WHAT TO DO
Each line of the listing that contains the word "gene" is to be copied.

DATA SHOWN
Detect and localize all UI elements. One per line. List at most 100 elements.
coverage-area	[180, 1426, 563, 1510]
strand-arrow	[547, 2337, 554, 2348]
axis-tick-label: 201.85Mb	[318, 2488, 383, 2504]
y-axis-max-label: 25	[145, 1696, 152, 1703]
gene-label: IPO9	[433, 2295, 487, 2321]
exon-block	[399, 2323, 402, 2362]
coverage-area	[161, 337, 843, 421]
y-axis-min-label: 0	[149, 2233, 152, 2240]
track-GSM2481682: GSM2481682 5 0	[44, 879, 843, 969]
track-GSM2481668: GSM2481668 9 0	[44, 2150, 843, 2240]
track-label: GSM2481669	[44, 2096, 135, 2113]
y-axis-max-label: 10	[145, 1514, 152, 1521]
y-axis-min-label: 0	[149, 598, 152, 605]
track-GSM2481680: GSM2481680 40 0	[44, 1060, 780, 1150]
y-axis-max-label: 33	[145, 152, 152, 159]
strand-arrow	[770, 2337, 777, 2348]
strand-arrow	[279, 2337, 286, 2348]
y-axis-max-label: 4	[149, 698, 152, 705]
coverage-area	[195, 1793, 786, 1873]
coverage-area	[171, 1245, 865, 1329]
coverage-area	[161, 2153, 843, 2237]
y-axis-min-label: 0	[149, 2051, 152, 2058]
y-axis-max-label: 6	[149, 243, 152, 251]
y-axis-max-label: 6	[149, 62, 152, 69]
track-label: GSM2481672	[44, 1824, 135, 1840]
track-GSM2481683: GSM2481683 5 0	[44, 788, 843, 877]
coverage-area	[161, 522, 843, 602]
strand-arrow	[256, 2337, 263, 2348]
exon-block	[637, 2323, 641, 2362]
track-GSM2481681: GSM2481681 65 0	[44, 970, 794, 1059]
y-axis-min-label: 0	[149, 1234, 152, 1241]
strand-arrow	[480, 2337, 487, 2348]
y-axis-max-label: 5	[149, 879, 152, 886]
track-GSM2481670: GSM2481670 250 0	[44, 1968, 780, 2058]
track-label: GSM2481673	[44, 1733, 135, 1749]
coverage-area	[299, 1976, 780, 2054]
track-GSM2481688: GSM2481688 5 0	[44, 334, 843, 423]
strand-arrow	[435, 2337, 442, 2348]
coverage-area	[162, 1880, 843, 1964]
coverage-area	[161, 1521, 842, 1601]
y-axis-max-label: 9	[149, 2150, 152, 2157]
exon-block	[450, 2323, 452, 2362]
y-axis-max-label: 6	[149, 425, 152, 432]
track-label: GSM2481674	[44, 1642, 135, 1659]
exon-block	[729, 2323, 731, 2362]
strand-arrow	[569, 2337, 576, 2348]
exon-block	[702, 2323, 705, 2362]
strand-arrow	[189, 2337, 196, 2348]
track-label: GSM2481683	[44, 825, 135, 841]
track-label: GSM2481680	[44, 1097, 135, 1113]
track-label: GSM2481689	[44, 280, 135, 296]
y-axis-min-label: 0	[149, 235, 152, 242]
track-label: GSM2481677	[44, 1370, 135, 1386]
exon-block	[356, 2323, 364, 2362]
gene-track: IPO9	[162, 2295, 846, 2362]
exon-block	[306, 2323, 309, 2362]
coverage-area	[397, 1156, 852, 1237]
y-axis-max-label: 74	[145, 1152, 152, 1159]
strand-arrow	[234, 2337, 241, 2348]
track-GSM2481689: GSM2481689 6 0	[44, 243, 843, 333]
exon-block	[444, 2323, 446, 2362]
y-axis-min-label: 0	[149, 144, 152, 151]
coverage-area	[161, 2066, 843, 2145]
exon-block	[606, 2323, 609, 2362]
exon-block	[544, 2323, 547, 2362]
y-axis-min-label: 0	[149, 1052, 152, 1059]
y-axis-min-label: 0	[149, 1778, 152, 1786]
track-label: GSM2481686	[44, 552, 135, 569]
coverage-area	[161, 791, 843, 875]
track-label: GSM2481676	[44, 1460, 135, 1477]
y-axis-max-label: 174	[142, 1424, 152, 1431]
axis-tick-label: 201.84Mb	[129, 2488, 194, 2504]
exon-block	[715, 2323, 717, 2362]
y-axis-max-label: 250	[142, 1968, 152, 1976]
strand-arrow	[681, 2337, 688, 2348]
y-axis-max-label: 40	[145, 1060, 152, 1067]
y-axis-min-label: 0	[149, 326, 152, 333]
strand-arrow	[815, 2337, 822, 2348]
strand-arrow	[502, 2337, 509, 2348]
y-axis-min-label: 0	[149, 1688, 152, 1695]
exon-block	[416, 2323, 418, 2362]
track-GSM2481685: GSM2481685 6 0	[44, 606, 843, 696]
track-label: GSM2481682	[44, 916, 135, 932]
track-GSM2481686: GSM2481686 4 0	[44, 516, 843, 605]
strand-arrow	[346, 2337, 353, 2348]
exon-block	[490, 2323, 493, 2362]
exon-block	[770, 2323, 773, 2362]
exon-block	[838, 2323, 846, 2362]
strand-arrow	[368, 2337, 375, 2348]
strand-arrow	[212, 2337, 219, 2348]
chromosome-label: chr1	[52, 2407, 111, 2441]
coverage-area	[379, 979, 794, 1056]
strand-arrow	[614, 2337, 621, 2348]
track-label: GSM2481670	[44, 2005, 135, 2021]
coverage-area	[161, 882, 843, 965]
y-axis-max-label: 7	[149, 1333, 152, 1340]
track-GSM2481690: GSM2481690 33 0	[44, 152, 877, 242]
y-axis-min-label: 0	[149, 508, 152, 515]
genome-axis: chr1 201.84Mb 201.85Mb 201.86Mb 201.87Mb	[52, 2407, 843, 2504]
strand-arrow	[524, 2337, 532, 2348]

SOLUTION
gene-label: IPO9	[433, 2295, 487, 2321]
gene-track: IPO9	[162, 2295, 846, 2362]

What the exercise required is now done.